# [Objective]
Pull out every line with the word "JSON" from the entries below.

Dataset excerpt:
★ ★ ★ ★ ★

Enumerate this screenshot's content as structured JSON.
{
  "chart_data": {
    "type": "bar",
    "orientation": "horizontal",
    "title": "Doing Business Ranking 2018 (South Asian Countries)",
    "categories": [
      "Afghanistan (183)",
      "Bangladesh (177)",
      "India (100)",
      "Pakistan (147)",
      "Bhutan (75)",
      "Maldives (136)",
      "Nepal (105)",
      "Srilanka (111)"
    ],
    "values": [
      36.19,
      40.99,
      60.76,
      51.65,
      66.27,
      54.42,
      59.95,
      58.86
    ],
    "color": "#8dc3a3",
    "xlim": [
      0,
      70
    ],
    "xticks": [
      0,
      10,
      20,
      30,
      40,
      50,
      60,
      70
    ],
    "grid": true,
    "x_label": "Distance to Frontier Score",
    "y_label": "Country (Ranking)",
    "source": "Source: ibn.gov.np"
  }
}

★ ★ ★ ★ ★

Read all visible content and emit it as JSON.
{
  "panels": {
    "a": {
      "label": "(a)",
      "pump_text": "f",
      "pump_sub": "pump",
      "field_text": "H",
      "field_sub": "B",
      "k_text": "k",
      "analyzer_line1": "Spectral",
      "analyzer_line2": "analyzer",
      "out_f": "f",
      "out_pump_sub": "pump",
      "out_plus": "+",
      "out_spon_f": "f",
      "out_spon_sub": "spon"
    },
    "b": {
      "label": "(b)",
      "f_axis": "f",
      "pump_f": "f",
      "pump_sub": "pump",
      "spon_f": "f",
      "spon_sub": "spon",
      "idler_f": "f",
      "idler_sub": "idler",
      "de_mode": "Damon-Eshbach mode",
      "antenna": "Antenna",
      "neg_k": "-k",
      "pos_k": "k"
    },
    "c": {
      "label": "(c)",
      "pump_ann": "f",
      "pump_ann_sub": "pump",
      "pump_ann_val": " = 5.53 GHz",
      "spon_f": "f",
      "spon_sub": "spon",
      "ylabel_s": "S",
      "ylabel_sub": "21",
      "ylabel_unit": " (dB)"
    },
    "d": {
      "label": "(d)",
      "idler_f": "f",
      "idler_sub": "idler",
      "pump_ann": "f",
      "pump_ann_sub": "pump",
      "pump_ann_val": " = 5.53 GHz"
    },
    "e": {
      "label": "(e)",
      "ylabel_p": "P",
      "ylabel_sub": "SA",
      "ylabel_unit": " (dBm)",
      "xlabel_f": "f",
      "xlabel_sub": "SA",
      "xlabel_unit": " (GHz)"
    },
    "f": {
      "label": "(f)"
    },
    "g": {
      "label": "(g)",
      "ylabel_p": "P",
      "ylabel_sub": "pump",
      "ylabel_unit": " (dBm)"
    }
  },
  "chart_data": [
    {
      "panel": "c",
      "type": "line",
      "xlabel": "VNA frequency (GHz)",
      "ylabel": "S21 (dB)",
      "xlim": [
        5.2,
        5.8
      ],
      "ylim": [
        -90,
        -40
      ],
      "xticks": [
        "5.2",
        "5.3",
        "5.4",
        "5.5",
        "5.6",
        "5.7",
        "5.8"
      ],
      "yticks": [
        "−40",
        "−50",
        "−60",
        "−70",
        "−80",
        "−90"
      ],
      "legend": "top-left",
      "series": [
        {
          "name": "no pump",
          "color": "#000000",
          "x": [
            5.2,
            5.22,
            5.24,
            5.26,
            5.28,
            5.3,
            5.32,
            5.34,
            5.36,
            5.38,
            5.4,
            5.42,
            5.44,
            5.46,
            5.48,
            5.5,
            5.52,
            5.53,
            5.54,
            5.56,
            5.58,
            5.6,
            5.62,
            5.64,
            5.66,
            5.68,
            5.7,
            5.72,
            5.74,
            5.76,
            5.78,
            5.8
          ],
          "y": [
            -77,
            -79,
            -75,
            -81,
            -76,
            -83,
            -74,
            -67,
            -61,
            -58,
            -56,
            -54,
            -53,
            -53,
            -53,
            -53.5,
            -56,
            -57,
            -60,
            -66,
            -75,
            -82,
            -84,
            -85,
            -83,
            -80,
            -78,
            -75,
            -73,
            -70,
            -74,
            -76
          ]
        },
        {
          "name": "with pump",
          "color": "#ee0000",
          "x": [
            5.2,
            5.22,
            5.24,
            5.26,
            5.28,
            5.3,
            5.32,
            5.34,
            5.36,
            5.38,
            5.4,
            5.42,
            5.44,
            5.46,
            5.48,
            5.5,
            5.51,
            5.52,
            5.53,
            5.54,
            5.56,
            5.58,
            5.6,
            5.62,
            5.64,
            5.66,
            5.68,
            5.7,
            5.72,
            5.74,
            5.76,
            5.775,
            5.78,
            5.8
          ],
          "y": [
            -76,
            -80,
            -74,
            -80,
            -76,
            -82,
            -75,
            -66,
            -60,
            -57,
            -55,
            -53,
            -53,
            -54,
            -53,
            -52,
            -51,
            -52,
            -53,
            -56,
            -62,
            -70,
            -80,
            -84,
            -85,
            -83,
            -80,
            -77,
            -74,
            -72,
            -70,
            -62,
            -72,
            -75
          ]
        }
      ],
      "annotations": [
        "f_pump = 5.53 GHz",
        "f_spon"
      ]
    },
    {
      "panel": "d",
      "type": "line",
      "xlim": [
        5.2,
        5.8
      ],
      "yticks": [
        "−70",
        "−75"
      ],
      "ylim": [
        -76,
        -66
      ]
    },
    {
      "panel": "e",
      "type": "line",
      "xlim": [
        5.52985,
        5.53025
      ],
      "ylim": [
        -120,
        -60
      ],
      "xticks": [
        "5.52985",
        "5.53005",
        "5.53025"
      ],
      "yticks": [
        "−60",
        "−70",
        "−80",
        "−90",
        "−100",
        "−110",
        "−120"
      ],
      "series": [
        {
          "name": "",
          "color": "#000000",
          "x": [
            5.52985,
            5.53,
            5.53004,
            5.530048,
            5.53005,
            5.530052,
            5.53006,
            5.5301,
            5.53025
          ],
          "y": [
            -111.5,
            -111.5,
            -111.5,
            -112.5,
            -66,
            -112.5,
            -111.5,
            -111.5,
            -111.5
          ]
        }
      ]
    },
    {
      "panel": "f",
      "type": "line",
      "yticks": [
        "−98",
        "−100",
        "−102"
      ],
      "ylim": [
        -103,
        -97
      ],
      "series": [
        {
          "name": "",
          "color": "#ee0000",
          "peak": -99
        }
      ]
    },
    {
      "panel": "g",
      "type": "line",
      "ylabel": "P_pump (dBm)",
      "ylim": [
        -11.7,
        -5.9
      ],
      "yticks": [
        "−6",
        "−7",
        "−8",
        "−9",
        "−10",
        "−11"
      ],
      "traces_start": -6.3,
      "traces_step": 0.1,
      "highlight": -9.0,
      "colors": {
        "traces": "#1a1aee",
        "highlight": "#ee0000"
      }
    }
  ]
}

★ ★ ★ ★ ★

# [Completed task]
Enumerate this screenshot's content as structured JSON.
Read all visible content and emit it as JSON.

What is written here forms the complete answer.